From the listing below, tally the lines that include "type". Return only the total.

(Provided records)
== == ==

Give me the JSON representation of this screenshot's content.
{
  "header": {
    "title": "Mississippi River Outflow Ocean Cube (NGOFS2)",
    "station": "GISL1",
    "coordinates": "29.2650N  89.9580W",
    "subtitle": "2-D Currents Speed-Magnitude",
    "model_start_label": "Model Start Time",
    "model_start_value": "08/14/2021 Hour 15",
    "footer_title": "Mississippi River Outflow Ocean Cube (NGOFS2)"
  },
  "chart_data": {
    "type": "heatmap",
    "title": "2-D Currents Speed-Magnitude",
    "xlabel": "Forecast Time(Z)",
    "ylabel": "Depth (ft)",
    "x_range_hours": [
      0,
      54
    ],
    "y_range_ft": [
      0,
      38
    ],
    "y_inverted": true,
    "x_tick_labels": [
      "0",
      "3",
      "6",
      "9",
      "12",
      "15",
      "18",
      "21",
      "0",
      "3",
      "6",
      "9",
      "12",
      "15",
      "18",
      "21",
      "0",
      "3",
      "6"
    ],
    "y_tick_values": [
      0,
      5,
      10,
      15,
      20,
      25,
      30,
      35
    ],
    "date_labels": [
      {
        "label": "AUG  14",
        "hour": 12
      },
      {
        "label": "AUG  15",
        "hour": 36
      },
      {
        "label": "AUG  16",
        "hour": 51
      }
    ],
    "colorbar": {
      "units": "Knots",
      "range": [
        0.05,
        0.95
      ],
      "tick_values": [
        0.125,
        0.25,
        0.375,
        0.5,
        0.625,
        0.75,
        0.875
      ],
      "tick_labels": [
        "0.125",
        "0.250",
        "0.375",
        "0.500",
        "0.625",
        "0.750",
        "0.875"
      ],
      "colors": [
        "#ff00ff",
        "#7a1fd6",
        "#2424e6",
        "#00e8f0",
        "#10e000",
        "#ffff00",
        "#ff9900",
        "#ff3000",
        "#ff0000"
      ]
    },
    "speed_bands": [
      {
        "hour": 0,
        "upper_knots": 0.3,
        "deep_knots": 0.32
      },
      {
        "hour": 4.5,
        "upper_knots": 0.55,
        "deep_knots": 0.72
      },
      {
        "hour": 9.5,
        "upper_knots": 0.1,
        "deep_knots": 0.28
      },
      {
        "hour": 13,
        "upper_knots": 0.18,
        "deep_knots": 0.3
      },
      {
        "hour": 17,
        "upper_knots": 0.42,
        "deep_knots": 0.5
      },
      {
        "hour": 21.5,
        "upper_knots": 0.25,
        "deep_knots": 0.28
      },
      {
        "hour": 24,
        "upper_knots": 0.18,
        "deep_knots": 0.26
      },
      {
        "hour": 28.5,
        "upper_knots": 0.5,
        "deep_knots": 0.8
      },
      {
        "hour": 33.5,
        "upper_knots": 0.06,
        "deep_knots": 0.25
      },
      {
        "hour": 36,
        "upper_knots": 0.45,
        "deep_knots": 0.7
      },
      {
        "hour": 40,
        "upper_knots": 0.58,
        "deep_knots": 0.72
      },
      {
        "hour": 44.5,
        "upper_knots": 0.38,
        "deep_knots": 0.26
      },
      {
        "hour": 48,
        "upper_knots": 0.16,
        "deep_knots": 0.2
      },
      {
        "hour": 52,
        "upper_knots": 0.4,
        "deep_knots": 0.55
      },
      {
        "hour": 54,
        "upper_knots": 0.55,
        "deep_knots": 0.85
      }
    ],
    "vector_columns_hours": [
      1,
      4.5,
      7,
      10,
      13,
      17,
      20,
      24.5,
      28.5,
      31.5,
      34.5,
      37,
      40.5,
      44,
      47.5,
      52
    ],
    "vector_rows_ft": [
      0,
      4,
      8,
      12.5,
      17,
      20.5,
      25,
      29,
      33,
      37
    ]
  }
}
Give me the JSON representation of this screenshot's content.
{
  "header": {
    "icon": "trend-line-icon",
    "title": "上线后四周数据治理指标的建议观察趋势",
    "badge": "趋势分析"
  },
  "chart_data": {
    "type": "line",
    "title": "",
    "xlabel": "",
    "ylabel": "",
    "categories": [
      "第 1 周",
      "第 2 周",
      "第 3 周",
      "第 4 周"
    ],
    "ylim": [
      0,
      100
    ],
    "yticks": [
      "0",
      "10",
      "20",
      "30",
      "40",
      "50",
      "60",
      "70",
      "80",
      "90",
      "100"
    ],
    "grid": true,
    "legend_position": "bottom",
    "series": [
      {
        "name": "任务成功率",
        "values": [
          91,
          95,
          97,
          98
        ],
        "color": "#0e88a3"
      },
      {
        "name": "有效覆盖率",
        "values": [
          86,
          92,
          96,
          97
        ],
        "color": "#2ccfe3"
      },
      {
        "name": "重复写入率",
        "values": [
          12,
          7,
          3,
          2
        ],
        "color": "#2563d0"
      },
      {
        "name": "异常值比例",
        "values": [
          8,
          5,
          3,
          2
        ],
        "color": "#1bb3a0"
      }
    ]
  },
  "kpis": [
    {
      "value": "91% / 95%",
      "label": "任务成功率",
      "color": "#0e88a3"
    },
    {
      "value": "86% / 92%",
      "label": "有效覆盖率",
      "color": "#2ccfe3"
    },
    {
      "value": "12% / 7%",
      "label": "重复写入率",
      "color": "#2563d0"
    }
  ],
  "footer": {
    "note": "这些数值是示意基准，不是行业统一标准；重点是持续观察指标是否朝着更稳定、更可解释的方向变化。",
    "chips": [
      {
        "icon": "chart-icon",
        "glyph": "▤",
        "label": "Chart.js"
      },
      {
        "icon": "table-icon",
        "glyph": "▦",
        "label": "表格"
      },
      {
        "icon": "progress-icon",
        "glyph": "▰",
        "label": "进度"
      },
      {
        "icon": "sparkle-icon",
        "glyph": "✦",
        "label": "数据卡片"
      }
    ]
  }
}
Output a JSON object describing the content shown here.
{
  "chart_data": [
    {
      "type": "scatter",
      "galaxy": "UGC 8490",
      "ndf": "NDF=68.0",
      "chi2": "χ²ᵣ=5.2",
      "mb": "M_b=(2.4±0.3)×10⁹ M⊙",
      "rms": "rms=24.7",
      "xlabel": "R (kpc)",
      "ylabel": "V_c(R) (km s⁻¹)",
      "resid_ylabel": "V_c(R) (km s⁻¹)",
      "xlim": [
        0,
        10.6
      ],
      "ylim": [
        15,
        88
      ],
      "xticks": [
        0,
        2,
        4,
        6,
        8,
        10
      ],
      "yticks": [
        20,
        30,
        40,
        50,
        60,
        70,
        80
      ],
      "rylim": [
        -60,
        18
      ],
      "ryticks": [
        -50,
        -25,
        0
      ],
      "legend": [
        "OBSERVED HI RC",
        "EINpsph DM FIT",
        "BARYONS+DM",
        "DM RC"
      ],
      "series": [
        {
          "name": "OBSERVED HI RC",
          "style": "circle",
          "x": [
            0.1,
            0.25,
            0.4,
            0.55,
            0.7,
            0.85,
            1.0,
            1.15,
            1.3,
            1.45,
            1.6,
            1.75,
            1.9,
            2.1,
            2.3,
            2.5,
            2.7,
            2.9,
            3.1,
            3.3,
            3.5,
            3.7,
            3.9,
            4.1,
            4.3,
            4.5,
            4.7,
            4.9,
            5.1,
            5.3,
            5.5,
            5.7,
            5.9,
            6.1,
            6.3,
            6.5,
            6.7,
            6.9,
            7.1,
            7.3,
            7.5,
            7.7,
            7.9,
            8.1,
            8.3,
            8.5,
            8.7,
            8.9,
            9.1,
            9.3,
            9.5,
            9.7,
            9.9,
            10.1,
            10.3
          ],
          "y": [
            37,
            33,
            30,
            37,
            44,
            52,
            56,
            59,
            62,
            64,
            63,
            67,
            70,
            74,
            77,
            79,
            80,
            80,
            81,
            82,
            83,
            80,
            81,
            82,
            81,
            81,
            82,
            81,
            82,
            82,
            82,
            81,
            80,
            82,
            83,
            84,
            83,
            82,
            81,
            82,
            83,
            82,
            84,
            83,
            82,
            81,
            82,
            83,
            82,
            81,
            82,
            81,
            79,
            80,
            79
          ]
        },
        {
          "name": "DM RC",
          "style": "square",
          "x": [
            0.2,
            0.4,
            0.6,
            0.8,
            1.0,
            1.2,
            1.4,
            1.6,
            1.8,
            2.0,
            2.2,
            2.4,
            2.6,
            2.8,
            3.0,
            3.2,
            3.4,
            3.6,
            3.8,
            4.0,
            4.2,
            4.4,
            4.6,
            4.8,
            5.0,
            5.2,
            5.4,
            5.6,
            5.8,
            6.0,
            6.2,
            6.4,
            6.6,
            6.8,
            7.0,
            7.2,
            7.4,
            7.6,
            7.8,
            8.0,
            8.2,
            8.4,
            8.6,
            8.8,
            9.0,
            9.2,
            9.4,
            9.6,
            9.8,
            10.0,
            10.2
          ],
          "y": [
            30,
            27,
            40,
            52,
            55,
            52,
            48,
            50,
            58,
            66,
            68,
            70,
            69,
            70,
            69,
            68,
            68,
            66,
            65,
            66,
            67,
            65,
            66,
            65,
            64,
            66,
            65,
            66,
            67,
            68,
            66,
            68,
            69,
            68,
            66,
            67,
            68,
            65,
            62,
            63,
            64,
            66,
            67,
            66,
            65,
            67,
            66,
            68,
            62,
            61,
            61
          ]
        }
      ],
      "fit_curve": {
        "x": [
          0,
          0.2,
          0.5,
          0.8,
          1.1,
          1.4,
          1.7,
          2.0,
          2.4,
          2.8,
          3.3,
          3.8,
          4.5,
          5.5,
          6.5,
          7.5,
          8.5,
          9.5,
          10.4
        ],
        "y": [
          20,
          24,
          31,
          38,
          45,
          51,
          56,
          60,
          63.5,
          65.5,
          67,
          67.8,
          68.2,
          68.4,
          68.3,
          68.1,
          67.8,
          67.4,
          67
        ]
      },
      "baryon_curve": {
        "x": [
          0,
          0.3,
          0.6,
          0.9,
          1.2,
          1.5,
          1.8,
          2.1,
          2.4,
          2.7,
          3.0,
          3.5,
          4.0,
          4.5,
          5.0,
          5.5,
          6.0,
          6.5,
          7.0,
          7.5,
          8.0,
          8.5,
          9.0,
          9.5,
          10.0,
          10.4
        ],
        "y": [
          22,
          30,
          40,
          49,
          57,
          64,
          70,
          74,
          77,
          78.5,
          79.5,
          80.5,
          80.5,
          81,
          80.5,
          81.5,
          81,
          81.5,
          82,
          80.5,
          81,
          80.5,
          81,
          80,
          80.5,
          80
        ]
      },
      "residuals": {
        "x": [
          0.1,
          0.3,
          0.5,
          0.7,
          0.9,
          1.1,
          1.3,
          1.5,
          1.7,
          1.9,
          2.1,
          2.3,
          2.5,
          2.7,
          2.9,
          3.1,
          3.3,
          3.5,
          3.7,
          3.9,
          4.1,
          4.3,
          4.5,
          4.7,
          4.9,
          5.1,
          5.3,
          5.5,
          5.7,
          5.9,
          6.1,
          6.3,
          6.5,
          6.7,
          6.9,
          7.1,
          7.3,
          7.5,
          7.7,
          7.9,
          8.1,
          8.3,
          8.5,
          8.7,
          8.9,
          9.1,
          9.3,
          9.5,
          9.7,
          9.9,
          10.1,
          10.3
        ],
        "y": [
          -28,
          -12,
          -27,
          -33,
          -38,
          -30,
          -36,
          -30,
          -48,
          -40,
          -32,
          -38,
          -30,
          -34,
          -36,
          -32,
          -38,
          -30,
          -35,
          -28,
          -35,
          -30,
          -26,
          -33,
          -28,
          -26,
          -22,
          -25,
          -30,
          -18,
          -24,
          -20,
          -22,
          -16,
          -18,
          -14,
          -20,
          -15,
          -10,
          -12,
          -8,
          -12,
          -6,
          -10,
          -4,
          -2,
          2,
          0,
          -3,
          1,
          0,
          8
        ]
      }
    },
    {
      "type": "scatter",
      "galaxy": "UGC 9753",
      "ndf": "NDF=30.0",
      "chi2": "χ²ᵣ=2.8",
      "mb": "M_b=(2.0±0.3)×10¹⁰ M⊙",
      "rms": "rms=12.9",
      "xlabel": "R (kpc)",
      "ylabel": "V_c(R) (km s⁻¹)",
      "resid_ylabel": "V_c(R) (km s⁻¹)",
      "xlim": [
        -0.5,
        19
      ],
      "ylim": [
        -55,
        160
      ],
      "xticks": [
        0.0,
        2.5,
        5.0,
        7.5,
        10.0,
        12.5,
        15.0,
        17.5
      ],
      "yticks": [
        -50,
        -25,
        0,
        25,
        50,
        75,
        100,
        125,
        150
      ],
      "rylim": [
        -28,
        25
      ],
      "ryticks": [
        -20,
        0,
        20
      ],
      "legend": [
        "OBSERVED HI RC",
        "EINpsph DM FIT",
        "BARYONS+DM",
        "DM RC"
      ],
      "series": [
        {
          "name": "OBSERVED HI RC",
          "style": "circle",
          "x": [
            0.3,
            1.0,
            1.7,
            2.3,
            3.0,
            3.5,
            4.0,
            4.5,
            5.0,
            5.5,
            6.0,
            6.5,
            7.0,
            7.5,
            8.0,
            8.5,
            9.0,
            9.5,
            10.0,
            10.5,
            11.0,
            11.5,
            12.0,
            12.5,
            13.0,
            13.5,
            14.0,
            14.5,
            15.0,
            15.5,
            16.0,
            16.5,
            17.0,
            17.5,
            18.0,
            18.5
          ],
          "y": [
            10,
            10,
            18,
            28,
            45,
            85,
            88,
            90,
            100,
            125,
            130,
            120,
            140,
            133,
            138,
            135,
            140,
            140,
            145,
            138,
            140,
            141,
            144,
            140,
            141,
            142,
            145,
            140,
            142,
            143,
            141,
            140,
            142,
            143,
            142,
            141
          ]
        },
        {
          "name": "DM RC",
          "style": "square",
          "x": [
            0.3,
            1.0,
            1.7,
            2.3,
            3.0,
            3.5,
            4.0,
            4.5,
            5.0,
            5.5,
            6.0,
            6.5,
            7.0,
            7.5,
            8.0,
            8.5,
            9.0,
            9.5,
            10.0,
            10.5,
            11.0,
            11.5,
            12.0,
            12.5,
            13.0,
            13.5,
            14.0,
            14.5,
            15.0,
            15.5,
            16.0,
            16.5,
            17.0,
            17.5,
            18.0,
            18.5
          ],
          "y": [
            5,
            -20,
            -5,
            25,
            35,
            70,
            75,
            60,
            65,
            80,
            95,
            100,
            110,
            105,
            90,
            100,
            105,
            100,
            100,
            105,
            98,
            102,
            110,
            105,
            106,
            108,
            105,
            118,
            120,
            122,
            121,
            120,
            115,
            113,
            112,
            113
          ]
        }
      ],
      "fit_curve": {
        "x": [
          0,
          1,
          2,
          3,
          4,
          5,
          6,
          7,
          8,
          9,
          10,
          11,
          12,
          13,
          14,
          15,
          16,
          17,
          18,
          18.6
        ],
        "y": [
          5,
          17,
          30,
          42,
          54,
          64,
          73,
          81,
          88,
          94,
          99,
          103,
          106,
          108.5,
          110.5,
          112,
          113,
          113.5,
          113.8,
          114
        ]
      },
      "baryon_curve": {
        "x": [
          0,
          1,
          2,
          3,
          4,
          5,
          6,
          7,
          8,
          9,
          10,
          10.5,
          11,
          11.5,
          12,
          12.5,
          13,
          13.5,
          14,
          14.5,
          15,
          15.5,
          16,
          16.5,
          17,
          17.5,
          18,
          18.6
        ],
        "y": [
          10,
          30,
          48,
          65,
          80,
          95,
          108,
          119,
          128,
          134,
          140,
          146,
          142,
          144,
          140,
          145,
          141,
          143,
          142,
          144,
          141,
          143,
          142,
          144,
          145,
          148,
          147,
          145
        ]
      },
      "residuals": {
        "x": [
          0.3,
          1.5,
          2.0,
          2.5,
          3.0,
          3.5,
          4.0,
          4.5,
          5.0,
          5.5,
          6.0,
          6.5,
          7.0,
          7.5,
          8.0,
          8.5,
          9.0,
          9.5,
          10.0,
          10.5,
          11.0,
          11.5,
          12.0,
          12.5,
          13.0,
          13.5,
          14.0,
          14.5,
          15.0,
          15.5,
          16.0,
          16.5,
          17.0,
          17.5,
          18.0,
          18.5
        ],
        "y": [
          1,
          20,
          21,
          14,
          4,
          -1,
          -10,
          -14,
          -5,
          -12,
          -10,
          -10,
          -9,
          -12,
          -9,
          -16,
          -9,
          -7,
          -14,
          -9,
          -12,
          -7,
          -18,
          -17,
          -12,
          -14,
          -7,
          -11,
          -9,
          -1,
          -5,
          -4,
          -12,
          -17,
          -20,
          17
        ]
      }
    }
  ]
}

== == ==

(Final answer)
4